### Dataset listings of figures
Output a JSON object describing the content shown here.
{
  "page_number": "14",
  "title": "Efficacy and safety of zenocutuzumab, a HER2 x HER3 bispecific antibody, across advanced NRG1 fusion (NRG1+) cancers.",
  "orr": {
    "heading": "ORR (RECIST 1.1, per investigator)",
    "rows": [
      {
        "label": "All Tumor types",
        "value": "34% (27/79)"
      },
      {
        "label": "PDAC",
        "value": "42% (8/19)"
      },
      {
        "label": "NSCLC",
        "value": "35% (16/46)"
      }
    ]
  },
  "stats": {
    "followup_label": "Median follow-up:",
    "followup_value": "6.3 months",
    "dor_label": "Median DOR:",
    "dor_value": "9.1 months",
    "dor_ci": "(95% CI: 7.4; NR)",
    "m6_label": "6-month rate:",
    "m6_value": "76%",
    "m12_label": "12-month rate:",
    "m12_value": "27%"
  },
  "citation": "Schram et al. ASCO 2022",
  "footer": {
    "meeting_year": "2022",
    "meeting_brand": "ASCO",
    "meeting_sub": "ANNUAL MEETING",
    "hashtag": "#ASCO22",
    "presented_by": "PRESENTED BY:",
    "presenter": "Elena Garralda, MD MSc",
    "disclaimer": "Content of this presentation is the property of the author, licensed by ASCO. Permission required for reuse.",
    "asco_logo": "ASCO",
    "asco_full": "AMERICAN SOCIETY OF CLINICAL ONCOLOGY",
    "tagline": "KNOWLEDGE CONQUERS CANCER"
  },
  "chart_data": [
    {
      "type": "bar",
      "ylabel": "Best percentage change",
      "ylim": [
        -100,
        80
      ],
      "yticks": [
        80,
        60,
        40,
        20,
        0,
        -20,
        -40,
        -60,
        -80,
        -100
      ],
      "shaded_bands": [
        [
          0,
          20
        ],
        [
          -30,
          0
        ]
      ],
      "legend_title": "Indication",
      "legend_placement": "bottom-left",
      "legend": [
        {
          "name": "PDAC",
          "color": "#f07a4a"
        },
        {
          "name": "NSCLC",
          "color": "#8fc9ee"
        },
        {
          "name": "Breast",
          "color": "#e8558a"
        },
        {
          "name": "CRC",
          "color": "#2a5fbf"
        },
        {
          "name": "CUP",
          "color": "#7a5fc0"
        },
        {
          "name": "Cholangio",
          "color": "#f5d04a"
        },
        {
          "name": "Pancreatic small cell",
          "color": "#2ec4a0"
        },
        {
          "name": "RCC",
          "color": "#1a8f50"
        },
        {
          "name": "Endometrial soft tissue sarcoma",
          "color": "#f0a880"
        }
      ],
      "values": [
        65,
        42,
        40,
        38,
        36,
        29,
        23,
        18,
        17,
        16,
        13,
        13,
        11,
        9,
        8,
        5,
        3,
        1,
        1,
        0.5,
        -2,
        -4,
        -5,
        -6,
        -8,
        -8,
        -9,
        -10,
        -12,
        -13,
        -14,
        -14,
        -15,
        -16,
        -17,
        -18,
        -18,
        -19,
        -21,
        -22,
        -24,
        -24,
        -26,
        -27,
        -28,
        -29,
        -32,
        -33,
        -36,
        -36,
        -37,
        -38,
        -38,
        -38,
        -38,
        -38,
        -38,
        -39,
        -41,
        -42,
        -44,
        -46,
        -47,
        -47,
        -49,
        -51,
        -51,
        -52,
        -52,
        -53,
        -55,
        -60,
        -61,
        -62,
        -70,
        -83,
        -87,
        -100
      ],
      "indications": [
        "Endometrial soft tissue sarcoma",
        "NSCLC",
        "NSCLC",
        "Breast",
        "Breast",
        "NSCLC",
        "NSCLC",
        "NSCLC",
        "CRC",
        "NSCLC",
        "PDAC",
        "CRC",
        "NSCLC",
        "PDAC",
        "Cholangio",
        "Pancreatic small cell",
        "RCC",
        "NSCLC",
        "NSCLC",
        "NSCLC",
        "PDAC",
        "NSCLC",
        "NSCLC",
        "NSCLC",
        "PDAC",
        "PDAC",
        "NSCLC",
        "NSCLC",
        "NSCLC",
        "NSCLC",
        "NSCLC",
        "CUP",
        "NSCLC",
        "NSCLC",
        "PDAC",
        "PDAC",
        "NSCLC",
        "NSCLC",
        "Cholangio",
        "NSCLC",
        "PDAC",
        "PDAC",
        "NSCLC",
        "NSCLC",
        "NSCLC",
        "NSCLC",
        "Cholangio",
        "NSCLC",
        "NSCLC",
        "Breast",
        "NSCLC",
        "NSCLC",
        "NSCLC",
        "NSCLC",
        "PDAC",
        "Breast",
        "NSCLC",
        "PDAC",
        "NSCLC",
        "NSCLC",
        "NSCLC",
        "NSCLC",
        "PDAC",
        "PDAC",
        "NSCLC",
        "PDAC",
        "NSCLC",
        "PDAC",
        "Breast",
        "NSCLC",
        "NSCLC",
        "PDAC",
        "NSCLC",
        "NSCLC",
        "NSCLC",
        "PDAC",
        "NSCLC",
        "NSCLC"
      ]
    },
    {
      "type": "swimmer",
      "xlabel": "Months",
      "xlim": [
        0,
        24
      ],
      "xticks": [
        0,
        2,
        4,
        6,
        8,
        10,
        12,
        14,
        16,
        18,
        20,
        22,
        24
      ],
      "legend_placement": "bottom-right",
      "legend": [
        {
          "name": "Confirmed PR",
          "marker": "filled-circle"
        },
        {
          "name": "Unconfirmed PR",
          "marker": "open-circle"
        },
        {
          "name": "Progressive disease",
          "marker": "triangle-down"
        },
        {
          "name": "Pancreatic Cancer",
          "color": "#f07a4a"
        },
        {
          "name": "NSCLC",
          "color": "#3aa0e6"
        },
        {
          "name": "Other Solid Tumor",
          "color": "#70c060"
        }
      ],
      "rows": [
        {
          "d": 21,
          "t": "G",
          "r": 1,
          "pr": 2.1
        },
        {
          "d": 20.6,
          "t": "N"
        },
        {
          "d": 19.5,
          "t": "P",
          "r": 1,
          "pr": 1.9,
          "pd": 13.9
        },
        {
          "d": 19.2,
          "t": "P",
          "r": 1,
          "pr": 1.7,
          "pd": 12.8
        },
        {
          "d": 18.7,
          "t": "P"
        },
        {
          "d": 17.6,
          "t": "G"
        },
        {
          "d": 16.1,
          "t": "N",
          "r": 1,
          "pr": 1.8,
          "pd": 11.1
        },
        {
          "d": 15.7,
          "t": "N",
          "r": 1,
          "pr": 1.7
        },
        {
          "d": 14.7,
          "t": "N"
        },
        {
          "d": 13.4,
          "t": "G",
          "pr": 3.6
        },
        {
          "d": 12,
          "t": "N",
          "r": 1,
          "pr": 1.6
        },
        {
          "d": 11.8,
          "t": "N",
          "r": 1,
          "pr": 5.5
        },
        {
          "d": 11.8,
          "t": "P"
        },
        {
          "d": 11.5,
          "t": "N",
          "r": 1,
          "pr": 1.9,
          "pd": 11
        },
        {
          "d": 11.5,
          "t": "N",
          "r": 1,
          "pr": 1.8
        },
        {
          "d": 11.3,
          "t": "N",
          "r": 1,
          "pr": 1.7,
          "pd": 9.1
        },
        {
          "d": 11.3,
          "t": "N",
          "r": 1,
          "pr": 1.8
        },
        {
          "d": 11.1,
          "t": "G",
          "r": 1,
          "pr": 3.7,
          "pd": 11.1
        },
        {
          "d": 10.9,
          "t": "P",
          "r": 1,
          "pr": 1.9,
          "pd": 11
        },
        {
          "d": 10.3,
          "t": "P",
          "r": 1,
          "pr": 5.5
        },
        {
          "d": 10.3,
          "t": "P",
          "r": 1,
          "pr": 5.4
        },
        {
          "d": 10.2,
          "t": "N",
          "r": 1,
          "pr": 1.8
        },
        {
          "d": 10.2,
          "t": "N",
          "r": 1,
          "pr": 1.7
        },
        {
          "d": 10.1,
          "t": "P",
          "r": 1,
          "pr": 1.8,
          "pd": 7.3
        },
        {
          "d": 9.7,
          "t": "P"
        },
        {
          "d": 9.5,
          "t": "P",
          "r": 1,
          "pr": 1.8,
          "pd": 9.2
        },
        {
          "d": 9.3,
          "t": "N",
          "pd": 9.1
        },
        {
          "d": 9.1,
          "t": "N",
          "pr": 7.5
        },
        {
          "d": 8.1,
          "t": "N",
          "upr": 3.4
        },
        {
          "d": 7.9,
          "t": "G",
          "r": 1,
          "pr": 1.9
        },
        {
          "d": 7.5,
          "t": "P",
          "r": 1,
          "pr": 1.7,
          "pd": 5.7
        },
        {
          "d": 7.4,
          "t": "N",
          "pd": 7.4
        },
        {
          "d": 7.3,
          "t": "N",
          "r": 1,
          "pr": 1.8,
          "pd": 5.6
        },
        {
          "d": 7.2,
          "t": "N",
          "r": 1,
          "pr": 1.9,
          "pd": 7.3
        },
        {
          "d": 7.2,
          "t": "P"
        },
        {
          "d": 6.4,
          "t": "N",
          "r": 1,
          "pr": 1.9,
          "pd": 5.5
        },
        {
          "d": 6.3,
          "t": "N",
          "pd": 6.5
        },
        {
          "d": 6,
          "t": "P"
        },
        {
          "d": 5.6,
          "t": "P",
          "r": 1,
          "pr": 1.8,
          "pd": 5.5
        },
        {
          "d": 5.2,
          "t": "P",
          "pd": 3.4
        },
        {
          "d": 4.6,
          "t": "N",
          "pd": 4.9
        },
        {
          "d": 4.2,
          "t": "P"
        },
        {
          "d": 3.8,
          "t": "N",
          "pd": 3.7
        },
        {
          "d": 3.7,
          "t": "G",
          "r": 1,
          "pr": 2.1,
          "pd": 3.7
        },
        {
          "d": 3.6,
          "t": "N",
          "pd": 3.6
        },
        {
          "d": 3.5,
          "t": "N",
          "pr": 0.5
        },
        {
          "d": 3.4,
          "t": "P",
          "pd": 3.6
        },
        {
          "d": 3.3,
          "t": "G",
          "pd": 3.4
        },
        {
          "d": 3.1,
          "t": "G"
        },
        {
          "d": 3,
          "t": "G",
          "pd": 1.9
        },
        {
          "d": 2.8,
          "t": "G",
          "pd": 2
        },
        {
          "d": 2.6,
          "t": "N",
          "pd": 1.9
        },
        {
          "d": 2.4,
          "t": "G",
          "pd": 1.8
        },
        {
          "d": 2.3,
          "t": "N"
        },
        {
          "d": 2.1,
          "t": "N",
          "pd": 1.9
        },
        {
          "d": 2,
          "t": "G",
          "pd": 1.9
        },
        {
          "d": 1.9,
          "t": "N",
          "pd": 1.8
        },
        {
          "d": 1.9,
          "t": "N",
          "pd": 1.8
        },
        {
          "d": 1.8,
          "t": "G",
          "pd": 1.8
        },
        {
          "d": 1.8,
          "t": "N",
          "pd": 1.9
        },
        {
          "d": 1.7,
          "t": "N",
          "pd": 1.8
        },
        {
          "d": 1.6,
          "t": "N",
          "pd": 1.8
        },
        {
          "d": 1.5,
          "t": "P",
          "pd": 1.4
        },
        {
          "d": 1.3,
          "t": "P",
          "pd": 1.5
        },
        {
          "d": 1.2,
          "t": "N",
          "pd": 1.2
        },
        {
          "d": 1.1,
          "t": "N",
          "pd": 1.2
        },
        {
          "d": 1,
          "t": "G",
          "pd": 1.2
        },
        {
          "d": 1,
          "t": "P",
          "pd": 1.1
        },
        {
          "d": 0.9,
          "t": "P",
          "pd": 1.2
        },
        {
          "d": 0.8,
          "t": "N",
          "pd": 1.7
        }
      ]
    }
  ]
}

### TASK STATEMENT
With "Pancreatic" as the string to look for, count the matching lines above and give the number by itself.

### OUTPUT OF THE EXERCISE
3